Stated task -
Select every line below containing the word "JSON".

Stored records -
* Start *

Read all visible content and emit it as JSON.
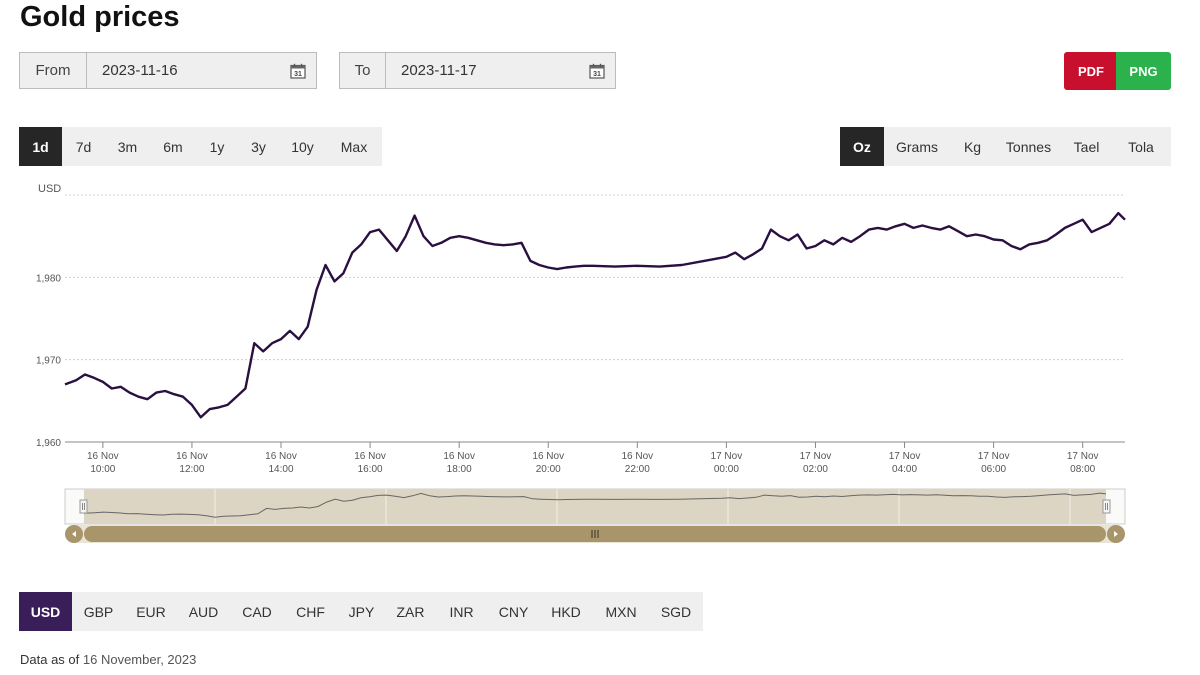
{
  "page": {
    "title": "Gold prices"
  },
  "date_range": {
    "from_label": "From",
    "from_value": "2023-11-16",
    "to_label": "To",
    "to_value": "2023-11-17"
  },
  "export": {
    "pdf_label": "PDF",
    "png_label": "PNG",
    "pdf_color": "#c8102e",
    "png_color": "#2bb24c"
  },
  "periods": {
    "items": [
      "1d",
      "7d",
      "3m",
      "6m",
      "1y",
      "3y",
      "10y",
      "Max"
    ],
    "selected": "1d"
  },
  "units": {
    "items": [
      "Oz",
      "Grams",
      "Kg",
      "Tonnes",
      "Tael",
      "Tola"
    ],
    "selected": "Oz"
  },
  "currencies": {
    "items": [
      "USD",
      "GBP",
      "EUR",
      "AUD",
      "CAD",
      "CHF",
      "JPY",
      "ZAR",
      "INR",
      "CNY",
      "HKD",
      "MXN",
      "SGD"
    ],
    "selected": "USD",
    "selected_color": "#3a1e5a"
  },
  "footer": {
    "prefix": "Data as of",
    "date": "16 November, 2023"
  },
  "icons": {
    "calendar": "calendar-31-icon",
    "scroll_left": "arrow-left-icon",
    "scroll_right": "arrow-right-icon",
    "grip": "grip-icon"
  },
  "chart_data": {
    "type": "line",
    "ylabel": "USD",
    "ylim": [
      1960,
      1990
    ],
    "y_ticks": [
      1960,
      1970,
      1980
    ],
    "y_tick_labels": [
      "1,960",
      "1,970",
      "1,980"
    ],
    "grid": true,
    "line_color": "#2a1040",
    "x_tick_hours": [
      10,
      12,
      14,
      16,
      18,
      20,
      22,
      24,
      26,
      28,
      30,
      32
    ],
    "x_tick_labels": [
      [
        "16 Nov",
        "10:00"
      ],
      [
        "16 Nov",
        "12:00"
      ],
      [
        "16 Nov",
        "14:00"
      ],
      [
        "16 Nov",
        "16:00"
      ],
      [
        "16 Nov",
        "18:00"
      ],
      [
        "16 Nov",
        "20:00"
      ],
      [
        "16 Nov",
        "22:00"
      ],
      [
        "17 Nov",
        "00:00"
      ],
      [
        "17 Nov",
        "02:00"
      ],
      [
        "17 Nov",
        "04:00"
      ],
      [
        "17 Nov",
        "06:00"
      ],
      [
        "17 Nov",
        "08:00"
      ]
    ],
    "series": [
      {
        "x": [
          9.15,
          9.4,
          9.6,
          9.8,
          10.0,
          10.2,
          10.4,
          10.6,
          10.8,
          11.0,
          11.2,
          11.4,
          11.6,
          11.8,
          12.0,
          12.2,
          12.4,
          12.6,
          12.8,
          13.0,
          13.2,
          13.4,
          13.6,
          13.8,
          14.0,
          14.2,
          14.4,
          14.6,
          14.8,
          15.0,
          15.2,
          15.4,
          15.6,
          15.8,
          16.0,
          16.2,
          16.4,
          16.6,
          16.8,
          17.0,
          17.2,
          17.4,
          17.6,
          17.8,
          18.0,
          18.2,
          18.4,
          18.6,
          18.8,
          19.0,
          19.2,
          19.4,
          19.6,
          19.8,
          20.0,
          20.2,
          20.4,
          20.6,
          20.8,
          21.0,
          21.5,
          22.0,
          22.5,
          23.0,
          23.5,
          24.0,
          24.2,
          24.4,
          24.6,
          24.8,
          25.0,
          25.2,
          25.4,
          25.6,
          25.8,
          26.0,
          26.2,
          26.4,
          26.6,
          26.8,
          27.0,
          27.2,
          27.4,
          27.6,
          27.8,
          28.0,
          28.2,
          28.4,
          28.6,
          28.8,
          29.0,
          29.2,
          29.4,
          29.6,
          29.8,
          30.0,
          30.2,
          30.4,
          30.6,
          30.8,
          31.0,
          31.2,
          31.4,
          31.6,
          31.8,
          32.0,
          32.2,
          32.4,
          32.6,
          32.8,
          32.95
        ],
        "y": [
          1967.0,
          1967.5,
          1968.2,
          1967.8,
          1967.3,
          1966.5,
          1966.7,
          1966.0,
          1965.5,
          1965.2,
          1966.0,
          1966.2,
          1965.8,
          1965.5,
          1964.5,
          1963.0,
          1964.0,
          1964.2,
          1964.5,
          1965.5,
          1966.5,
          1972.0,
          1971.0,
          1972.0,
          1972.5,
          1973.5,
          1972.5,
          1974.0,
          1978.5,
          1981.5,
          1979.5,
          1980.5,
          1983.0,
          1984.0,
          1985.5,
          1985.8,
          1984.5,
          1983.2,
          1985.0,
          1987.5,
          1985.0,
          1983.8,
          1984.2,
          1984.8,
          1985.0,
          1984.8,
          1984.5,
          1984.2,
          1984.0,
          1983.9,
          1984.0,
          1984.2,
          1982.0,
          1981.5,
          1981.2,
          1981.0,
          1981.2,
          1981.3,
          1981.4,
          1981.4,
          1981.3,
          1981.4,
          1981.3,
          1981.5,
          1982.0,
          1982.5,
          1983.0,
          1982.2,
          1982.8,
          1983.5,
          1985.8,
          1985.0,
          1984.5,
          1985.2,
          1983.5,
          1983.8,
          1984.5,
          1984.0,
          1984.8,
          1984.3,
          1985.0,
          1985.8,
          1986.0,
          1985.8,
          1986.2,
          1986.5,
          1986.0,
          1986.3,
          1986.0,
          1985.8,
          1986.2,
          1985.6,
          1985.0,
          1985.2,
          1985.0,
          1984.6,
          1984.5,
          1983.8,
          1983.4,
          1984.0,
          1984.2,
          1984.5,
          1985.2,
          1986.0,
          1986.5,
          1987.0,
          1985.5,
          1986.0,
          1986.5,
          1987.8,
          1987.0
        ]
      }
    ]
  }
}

* End *
* Start *

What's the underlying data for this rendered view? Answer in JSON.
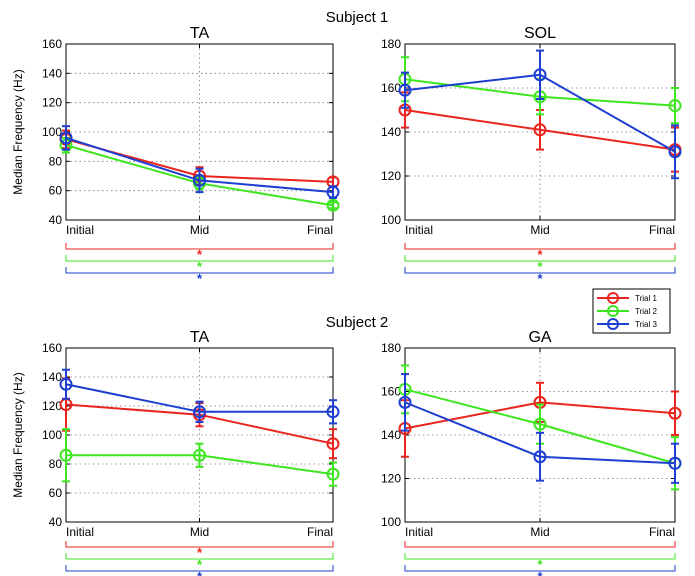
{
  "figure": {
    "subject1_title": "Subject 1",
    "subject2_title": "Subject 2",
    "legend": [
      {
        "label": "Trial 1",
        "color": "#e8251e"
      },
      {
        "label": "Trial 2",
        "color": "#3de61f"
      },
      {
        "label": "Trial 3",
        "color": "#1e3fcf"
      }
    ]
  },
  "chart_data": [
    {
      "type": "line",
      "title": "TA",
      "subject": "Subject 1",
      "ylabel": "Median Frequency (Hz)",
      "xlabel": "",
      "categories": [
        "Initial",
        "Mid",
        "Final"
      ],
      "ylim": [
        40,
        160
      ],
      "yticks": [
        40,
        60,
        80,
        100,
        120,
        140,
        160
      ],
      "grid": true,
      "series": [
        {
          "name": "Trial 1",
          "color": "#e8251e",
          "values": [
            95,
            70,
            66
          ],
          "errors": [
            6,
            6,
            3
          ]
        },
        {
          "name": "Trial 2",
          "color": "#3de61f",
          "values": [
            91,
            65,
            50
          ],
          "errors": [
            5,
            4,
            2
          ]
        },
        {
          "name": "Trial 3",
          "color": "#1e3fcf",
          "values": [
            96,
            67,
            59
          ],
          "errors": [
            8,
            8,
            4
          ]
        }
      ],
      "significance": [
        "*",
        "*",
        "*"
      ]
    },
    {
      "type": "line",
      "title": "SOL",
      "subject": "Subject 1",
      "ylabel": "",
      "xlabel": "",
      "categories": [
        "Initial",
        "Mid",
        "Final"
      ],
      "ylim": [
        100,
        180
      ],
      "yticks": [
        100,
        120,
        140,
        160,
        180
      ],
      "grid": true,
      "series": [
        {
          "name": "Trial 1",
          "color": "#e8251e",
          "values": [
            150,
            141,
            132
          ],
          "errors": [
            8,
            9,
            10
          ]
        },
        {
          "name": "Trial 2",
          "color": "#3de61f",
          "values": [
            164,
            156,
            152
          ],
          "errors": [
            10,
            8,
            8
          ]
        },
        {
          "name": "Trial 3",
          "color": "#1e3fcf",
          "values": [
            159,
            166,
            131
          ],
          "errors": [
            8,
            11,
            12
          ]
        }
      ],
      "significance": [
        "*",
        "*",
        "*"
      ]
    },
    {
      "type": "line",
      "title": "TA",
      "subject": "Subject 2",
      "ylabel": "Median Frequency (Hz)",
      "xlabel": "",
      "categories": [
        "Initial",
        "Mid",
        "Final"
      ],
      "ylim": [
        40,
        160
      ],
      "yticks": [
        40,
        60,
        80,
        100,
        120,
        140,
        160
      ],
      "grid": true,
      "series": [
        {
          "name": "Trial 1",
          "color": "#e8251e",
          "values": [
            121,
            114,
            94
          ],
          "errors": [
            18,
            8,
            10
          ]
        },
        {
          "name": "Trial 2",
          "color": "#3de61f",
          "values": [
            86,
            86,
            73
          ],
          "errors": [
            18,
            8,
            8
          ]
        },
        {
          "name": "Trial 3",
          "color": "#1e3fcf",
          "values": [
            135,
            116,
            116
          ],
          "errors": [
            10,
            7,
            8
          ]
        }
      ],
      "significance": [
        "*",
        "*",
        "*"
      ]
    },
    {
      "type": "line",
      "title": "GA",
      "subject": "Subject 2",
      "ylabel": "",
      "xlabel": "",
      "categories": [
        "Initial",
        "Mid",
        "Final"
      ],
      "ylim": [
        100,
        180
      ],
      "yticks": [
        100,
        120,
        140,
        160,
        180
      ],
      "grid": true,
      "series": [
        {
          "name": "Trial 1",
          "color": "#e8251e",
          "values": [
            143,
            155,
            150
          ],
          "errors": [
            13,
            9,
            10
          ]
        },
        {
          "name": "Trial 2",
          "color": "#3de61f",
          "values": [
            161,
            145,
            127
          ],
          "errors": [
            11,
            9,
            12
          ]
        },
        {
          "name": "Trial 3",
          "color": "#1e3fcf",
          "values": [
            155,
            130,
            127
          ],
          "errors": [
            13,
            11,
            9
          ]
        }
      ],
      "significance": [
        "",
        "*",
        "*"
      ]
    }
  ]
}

* End *

The solution -
Read all visible content and emit it as JSON.
What's the underlying data for this rendered view? Answer in JSON.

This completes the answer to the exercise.